Request: Locate the lines where "очень" occurs and copy them as they stand.

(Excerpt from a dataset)
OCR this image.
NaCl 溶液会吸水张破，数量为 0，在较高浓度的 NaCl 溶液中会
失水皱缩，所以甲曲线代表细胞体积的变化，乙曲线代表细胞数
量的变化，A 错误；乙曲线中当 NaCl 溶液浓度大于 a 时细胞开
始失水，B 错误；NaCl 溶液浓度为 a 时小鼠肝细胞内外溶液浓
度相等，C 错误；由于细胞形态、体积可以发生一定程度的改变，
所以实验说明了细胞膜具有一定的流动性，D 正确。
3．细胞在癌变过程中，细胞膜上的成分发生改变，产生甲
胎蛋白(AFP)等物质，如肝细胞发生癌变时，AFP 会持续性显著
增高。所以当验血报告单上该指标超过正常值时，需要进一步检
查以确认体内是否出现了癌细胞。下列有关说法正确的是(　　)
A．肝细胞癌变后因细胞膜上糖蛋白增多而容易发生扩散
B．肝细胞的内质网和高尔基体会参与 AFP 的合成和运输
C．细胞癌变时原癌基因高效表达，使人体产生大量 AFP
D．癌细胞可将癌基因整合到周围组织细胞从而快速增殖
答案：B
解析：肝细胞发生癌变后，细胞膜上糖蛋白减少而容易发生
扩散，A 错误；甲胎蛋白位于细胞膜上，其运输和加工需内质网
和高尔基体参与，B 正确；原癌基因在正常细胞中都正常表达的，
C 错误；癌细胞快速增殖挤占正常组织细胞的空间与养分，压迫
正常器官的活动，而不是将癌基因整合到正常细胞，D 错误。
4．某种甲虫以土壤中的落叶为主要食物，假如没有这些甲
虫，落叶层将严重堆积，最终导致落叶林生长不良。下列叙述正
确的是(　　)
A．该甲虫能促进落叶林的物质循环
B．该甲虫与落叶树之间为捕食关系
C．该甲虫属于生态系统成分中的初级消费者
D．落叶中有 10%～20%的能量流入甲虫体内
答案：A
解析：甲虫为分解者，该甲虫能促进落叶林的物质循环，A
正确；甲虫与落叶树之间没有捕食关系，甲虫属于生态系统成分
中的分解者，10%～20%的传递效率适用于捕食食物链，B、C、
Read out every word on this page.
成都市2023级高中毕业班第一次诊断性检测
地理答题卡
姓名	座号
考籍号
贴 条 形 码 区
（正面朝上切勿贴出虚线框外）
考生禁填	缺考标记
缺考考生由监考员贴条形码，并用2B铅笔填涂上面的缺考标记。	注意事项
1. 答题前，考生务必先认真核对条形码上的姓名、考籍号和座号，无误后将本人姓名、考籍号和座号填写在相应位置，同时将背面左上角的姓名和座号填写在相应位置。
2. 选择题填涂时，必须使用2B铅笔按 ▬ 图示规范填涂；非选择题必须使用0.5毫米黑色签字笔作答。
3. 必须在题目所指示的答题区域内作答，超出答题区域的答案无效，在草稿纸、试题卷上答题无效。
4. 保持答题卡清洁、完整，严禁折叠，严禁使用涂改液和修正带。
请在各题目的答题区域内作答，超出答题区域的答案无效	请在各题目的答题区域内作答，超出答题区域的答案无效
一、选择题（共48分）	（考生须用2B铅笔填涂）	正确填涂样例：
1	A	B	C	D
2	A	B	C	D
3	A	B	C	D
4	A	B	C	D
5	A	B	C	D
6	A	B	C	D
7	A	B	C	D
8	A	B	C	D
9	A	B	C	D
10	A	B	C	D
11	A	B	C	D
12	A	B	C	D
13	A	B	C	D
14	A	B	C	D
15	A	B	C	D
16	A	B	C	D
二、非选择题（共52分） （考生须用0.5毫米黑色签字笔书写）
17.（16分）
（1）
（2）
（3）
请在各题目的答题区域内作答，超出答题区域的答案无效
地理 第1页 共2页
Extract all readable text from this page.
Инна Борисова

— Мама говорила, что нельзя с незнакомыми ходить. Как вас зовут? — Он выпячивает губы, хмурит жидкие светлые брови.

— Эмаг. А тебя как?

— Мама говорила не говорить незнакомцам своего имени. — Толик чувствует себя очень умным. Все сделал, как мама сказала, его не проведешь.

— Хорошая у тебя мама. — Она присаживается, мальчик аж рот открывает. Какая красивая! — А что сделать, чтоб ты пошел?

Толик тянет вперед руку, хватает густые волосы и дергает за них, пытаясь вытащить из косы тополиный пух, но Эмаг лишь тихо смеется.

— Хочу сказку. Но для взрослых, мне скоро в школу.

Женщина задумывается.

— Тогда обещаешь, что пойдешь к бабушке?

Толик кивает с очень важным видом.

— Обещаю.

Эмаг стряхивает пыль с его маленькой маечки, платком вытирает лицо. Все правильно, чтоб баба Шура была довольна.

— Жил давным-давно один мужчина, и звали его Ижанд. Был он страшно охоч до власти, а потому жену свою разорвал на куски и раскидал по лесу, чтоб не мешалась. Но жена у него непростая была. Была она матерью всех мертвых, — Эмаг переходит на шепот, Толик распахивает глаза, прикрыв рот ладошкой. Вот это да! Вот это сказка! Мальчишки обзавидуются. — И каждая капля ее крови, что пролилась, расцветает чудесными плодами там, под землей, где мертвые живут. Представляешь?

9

Written answer:
— Мама говорила не говорить незнакомцам своего имени. — Толик чувствует себя очень умным. Все сделал, как мама сказала, его не проведешь.
Толик кивает с очень важным видом.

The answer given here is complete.